### What the exercise asks:
List all lines of the data containing the word "color".

### Input material:
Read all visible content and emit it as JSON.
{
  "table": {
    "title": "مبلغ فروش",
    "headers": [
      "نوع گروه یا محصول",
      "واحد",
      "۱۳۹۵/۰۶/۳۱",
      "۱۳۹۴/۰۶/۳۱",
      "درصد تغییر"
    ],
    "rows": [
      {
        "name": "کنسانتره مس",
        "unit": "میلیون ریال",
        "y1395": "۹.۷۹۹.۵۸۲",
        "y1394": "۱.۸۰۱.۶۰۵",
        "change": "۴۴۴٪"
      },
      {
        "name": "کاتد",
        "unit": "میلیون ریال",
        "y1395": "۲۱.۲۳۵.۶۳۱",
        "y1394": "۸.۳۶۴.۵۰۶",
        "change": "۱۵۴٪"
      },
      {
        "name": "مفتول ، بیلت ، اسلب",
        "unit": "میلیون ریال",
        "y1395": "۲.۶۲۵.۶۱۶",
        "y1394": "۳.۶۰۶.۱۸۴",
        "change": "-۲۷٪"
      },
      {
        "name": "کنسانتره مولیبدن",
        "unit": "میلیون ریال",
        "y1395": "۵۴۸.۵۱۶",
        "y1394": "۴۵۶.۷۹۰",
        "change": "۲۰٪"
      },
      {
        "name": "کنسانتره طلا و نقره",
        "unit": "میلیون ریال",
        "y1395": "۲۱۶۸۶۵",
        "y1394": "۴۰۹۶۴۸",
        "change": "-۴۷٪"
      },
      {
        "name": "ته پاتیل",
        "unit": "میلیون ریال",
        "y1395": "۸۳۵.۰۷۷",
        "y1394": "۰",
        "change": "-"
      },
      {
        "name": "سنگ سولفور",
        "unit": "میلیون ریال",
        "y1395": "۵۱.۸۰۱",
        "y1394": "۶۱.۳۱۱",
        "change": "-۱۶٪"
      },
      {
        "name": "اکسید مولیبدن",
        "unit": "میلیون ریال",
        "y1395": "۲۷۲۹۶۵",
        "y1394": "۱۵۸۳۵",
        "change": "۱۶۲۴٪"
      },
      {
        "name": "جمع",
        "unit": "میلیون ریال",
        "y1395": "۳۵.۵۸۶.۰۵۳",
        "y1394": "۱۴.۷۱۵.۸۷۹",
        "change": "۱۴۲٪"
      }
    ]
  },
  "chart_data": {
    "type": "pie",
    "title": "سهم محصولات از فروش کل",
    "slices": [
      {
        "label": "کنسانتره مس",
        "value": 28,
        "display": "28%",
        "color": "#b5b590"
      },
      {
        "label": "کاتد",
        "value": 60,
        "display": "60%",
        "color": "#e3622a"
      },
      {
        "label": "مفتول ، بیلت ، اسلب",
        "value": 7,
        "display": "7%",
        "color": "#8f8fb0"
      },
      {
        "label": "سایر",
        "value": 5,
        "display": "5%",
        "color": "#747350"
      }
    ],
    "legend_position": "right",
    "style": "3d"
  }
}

### Completed task:
        "color": "#b5b590"
        "color": "#e3622a"
        "color": "#8f8fb0"
        "color": "#747350"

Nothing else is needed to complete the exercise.